Entries from a dataset
# # #

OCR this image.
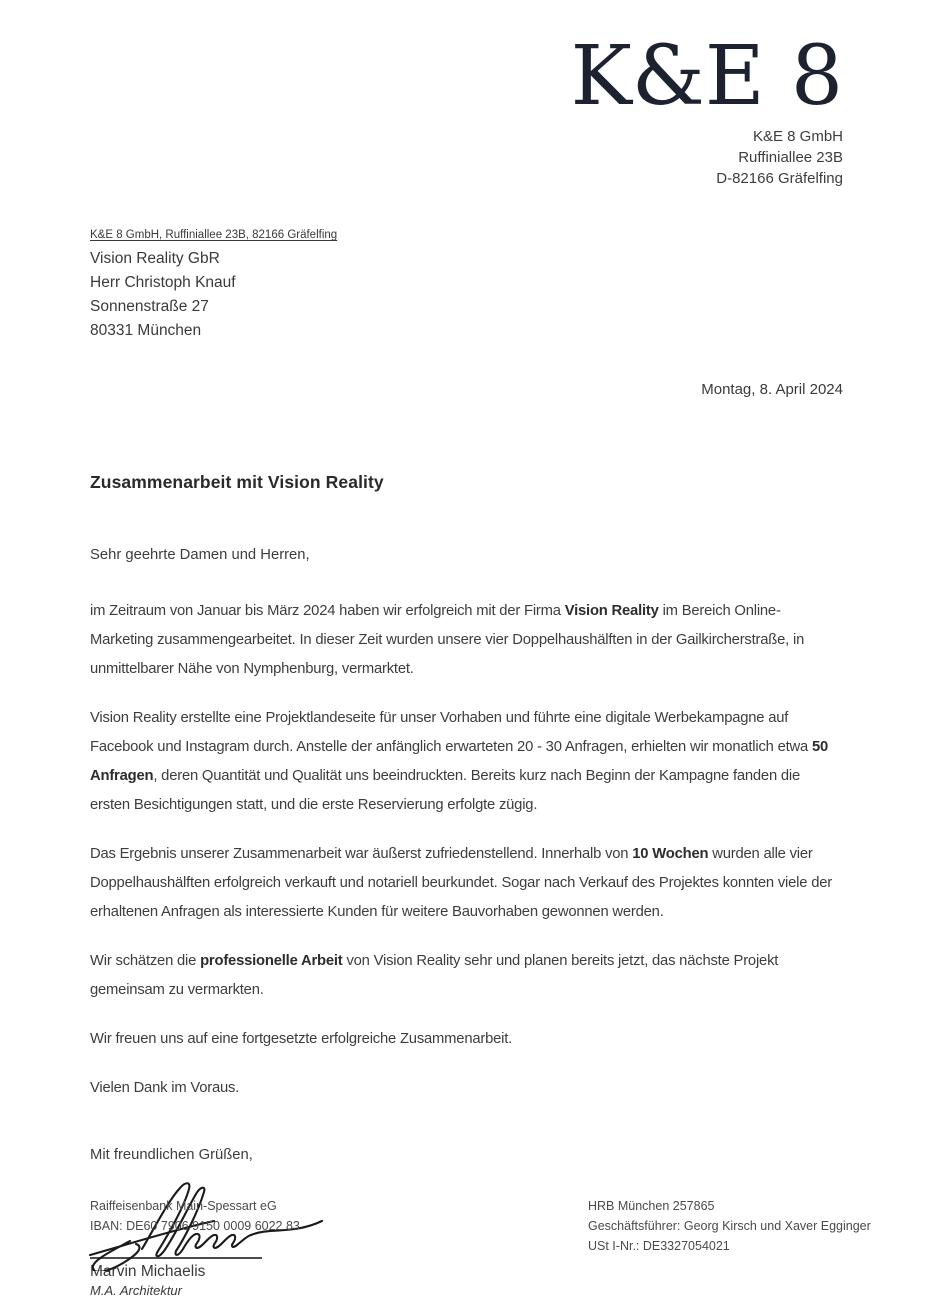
K&E 8
K&E 8 GmbH
Ruffiniallee 23B
D-82166 Gräfelfing
K&E 8 GmbH, Ruffiniallee 23B, 82166 Gräfelfing
Vision Reality GbR
Herr Christoph Knauf
Sonnenstraße 27
80331 München
Montag, 8. April 2024
Zusammenarbeit mit Vision Reality
Sehr geehrte Damen und Herren,

im Zeitraum von Januar bis März 2024 haben wir erfolgreich mit der Firma Vision Reality im Bereich Online-Marketing zusammengearbeitet. In dieser Zeit wurden unsere vier Doppelhaushälften in der Gailkircherstraße, in unmittelbarer Nähe von Nymphenburg, vermarktet.

Vision Reality erstellte eine Projektlandeseite für unser Vorhaben und führte eine digitale Werbekampagne auf Facebook und Instagram durch. Anstelle der anfänglich erwarteten 20 - 30 Anfragen, erhielten wir monatlich etwa 50 Anfragen, deren Quantität und Qualität uns beeindruckten. Bereits kurz nach Beginn der Kampagne fanden die ersten Besichtigungen statt, und die erste Reservierung erfolgte zügig.

Das Ergebnis unserer Zusammenarbeit war äußerst zufriedenstellend. Innerhalb von 10 Wochen wurden alle vier Doppelhaushälften erfolgreich verkauft und notariell beurkundet. Sogar nach Verkauf des Projektes konnten viele der erhaltenen Anfragen als interessierte Kunden für weitere Bauvorhaben gewonnen werden.

Wir schätzen die professionelle Arbeit von Vision Reality sehr und planen bereits jetzt, das nächste Projekt gemeinsam zu vermarkten.

Wir freuen uns auf eine fortgesetzte erfolgreiche Zusammenarbeit.

Vielen Dank im Voraus.

Mit freundlichen Grüßen,
Marvin Michaelis
M.A. Architektur
Raiffeisenbank Main-Spessart eG
IBAN: DE60 7906 9150 0009 6022 83
HRB München 257865
Geschäftsführer: Georg Kirsch und Xaver Egginger
USt I-Nr.: DE3327054021
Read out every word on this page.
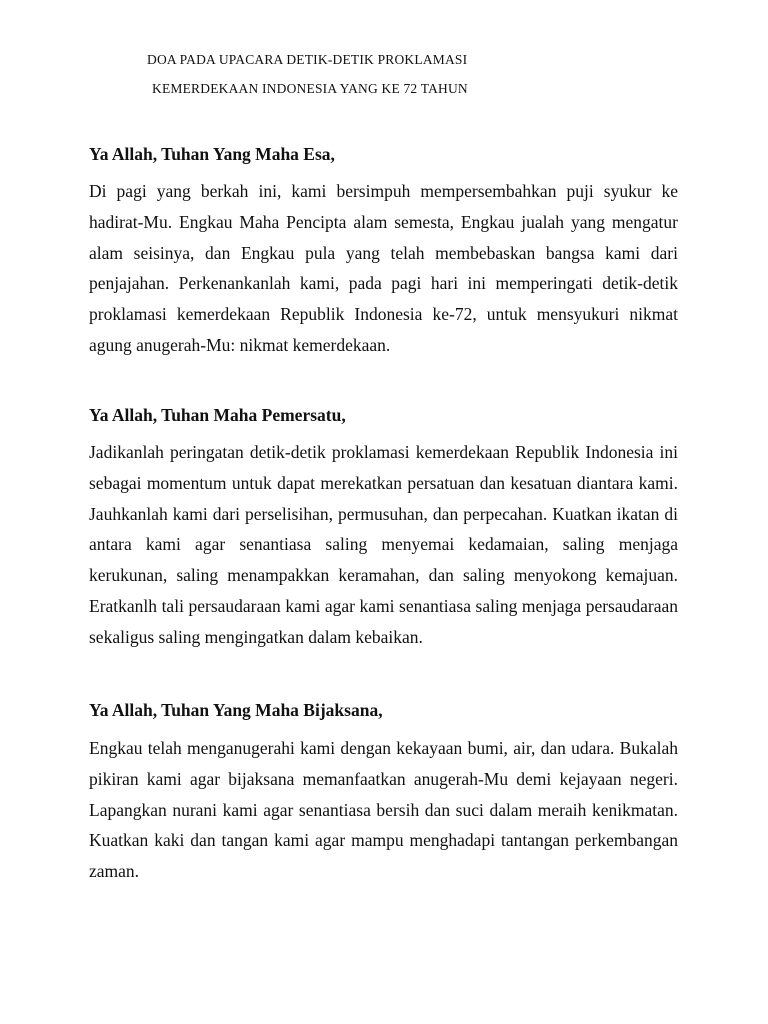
DOA PADA UPACARA DETIK-DETIK PROKLAMASI

KEMERDEKAAN INDONESIA YANG KE 72 TAHUN

Ya Allah, Tuhan Yang Maha Esa,

Di pagi yang berkah ini, kami bersimpuh mempersembahkan puji syukur ke hadirat-Mu. Engkau Maha Pencipta alam semesta, Engkau jualah yang mengatur alam seisinya, dan Engkau pula yang telah membebaskan bangsa kami dari penjajahan. Perkenankanlah kami, pada pagi hari ini memperingati detik-detik proklamasi kemerdekaan Republik Indonesia ke-72, untuk mensyukuri nikmat agung anugerah-Mu: nikmat kemerdekaan.

Ya Allah, Tuhan Maha Pemersatu,

Jadikanlah peringatan detik-detik proklamasi kemerdekaan Republik Indonesia ini sebagai momentum untuk dapat merekatkan persatuan dan kesatuan diantara kami. Jauhkanlah kami dari perselisihan, permusuhan, dan perpecahan. Kuatkan ikatan di antara kami agar senantiasa saling menyemai kedamaian, saling menjaga kerukunan, saling menampakkan keramahan, dan saling menyokong kemajuan. Eratkanlh tali persaudaraan kami agar kami senantiasa saling menjaga persaudaraan sekaligus saling mengingatkan dalam kebaikan.

Ya Allah, Tuhan Yang Maha Bijaksana,

Engkau telah menganugerahi kami dengan kekayaan bumi, air, dan udara. Bukalah pikiran kami agar bijaksana memanfaatkan anugerah-Mu demi kejayaan negeri. Lapangkan nurani kami agar senantiasa bersih dan suci dalam meraih kenikmatan. Kuatkan kaki dan tangan kami agar mampu menghadapi tantangan perkembangan zaman.
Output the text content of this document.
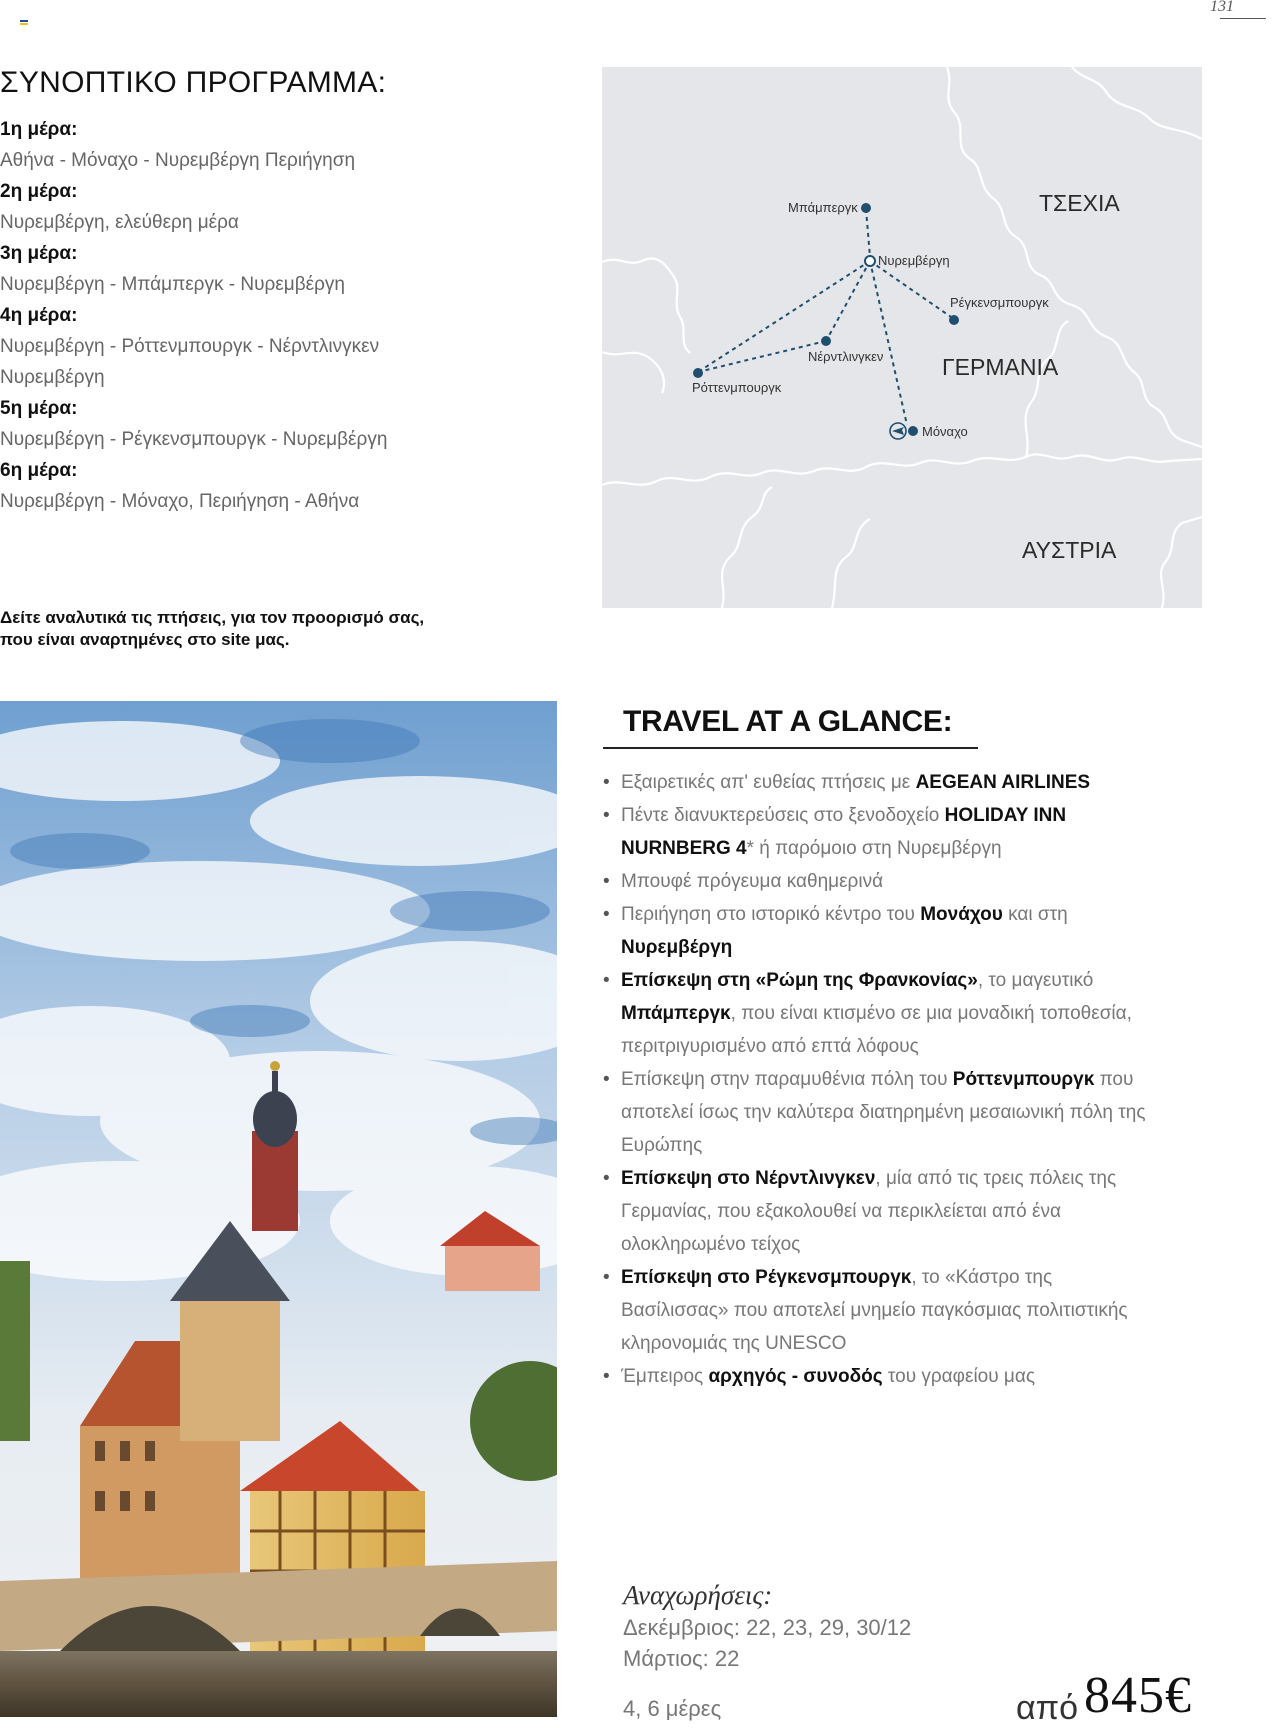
131
ΣΥΝΟΠΤΙΚΟ ΠΡΟΓΡΑΜΜΑ:
1η μέρα:
Αθήνα - Μόναχο - Νυρεμβέργη Περιήγηση
2η μέρα:
Νυρεμβέργη, ελεύθερη μέρα
3η μέρα:
Νυρεμβέργη - Μπάμπεργκ - Νυρεμβέργη
4η μέρα:
Νυρεμβέργη - Ρόττενμπουργκ - Νέρντλινγκεν
Νυρεμβέργη
5η μέρα:
Νυρεμβέργη - Ρέγκενσμπουργκ - Νυρεμβέργη
6η μέρα:
Νυρεμβέργη - Μόναχο, Περιήγηση - Αθήνα
Δείτε αναλυτικά τις πτήσεις, για τον προορισμό σας,
που είναι αναρτημένες στο site μας.
Μπάμπεργκ
Νυρεμβέργη
Ρέγκενσμπουργκ
Νέρντλινγκεν
Ρόττενμπουργκ
Μόναχο
ΤΣΕΧΙΑ
ΓΕΡΜΑΝΙΑ
ΑΥΣΤΡΙΑ
TRAVEL AT A GLANCE:
• Εξαιρετικές απ' ευθείας πτήσεις με AEGEAN AIRLINES
• Πέντε διανυκτερεύσεις στο ξενοδοχείο HOLIDAY INN NURNBERG 4* ή παρόμοιο στη Νυρεμβέργη
• Μπουφέ πρόγευμα καθημερινά
• Περιήγηση στο ιστορικό κέντρο του Μονάχου και στη Νυρεμβέργη
• Επίσκεψη στη «Ρώμη της Φρανκονίας», το μαγευτικό Μπάμπεργκ, που είναι κτισμένο σε μια μοναδική τοποθεσία, περιτριγυρισμένο από επτά λόφους
• Επίσκεψη στην παραμυθένια πόλη του Ρόττενμπουργκ που αποτελεί ίσως την καλύτερα διατηρημένη μεσαιωνική πόλη της Ευρώπης
• Επίσκεψη στο Νέρντλινγκεν, μία από τις τρεις πόλεις της Γερμανίας, που εξακολουθεί να περικλείεται από ένα ολοκληρωμένο τείχος
• Επίσκεψη στο Ρέγκενσμπουργκ, το «Κάστρο της Βασίλισσας» που αποτελεί μνημείο παγκόσμιας πολιτιστικής κληρονομιάς της UNESCO
• Έμπειρος αρχηγός - συνοδός του γραφείου μας
Αναχωρήσεις:
Δεκέμβριος: 22, 23, 29, 30/12
Μάρτιος: 22
4, 6 μέρες	από 845€
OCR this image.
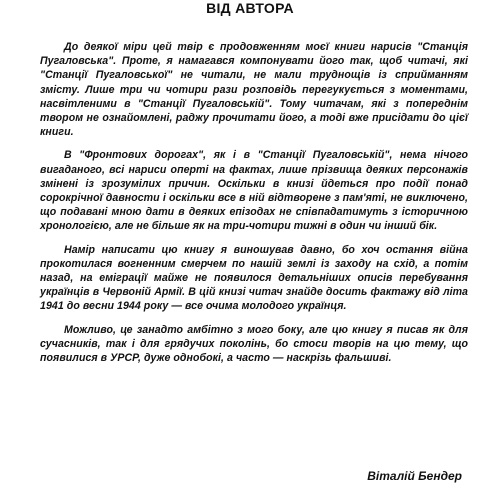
ВІД АВТОРА

До деякої міри цей твір є продовженням моєї книги нарисів "Станція Пугаловська". Проте, я намагався компонувати його так, щоб читачі, які "Станції Пугаловської" не читали, не мали труднощів із сприйманням змісту. Лише три чи чотири рази розповідь перегукується з моментами, насвітленими в "Станції Пугаловській". Тому читачам, які з попереднім твором не ознайомлені, раджу прочитати його, а тоді вже присідати до цієї книги.

В "Фронтових дорогах", як і в "Станції Пугаловській", нема нічого вигаданого, всі нариси оперті на фактах, лише прізвища деяких персонажів змінені із зрозумілих причин. Оскільки в книзі йдеться про події понад сорокрічної давности і оскільки все в ній відтворене з пам'яті, не виключено, що подавані мною дати в деяких епізодах не співпадатимуть з історичною хронологією, але не більше як на три-чотири тижні в один чи інший бік.

Намір написати цю книгу я виношував давно, бо хоч остання війна прокотилася вогненним смерчем по нашій землі із заходу на схід, а потім назад, на еміграції майже не появилося детальніших описів перебування українців в Червоній Армії. В цій книзі читач знайде досить фактажу від літа 1941 до весни 1944 року — все очима молодого українця.

Можливо, це занадто амбітно з мого боку, але цю книгу я писав як для сучасників, так і для грядучих поколінь, бо стоси творів на цю тему, що появилися в УРСР, дуже однобокі, а часто — наскрізь фальшиві.

Віталій Бендер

# # #

**Required work**.
Where a line holds the string "kami", copy that line.

**Solution for this problem**.
Di pagi yang berkah ini, kami bersimpuh mempersembahkan puji syukur ke hadirat-Mu. Engkau Maha Pencipta alam semesta, Engkau jualah yang mengatur alam seisinya, dan Engkau pula yang telah membebaskan bangsa kami dari penjajahan. Perkenankanlah kami, pada pagi hari ini memperingati detik-detik proklamasi kemerdekaan Republik Indonesia ke-72, untuk mensyukuri nikmat agung anugerah-Mu: nikmat kemerdekaan.
Jadikanlah peringatan detik-detik proklamasi kemerdekaan Republik Indonesia ini sebagai momentum untuk dapat merekatkan persatuan dan kesatuan diantara kami. Jauhkanlah kami dari perselisihan, permusuhan, dan perpecahan. Kuatkan ikatan di antara kami agar senantiasa saling menyemai kedamaian, saling menjaga kerukunan, saling menampakkan keramahan, dan saling menyokong kemajuan. Eratkanlh tali persaudaraan kami agar kami senantiasa saling menjaga persaudaraan sekaligus saling mengingatkan dalam kebaikan.
Engkau telah menganugerahi kami dengan kekayaan bumi, air, dan udara. Bukalah pikiran kami agar bijaksana memanfaatkan anugerah-Mu demi kejayaan negeri. Lapangkan nurani kami agar senantiasa bersih dan suci dalam meraih kenikmatan. Kuatkan kaki dan tangan kami agar mampu menghadapi tantangan perkembangan zaman.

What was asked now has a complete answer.